Entries with figure data
..........

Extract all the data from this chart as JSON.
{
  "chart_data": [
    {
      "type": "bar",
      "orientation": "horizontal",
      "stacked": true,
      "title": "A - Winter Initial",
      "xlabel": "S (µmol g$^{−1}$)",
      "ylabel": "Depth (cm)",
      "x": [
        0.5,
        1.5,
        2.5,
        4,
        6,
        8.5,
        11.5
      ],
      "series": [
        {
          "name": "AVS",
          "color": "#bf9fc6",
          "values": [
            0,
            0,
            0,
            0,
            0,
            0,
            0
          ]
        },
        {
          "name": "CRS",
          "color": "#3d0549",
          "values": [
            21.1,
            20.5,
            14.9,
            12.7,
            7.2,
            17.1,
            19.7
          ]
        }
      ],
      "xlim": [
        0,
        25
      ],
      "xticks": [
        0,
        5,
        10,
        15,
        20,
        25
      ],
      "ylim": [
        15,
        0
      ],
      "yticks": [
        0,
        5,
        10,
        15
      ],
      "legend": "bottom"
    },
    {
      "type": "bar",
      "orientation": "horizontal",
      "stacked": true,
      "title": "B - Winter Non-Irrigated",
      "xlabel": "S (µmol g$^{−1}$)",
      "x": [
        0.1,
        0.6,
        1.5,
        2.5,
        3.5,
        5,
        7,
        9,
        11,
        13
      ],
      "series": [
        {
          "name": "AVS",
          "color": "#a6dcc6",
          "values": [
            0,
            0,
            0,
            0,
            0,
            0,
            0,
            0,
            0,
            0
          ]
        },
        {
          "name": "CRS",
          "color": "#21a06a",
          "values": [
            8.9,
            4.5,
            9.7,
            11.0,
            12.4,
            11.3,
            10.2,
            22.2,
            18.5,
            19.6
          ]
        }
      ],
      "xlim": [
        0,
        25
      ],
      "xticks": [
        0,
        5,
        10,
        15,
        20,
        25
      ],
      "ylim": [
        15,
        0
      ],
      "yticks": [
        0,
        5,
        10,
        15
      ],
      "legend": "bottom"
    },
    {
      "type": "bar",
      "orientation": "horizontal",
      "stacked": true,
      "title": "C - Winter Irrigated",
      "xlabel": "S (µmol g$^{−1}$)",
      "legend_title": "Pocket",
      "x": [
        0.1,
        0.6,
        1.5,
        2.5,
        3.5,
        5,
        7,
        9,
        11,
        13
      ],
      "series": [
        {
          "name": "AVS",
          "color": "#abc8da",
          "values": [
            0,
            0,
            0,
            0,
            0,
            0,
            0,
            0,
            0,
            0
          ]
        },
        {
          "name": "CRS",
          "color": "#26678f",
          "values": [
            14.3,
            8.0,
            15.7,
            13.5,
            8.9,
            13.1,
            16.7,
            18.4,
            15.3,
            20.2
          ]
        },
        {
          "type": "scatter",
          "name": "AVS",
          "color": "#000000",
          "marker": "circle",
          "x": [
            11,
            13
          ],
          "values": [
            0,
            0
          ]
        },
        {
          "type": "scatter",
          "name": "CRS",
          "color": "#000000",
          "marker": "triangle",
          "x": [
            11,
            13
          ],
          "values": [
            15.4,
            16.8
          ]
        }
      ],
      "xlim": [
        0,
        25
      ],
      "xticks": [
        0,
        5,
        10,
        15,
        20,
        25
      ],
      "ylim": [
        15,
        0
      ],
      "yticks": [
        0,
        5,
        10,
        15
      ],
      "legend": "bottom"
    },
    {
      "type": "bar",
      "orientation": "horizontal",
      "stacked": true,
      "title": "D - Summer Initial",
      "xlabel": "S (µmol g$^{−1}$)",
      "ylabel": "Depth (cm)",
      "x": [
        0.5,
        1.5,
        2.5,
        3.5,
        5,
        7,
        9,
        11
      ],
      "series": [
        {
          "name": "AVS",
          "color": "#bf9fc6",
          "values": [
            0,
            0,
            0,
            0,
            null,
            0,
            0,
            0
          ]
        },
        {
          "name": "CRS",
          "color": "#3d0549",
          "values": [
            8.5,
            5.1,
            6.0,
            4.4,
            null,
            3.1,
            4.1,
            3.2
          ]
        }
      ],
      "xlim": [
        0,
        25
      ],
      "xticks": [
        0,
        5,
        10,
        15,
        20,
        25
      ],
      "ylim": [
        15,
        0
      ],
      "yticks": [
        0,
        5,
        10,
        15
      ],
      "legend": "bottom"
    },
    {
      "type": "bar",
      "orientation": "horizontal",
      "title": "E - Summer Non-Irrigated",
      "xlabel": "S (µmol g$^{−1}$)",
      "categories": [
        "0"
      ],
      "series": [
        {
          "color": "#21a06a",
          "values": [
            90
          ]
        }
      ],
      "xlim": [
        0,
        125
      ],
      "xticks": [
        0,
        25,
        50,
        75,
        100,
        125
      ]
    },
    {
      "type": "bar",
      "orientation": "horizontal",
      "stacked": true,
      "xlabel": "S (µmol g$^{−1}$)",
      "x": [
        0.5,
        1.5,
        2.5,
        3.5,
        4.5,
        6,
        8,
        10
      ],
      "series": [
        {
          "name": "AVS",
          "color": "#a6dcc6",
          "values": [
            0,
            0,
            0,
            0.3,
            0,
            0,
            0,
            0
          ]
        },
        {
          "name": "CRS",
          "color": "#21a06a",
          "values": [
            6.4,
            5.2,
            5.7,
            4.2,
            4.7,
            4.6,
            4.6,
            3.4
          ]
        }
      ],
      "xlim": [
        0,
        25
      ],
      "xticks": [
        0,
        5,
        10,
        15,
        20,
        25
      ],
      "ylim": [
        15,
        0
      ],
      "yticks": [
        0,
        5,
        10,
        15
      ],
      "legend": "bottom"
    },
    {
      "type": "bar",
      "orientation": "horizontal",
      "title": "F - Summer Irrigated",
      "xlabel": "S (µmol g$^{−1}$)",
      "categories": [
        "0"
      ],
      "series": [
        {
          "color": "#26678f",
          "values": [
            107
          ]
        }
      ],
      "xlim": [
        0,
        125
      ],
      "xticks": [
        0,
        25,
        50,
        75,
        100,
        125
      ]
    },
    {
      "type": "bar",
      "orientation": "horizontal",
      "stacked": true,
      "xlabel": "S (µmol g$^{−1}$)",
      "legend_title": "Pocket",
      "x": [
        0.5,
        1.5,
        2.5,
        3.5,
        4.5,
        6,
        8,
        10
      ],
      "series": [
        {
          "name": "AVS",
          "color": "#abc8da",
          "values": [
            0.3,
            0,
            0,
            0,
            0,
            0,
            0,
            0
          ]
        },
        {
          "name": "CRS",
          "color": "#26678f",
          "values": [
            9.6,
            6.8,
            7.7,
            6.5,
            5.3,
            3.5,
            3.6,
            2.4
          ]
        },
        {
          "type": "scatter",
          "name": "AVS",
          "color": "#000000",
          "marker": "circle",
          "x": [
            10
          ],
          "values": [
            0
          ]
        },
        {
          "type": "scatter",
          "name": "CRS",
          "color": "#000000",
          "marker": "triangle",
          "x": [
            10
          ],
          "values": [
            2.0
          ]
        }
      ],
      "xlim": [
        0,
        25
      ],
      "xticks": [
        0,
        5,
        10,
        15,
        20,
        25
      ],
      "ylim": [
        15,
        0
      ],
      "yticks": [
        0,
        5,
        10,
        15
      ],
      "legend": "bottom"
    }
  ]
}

..........

### DIRECTION
Show all lines from the listing above in which "Summer" appears.

### FINAL RESULT
      "title": "D - Summer Initial",
      "title": "E - Summer Non-Irrigated",
      "title": "F - Summer Irrigated",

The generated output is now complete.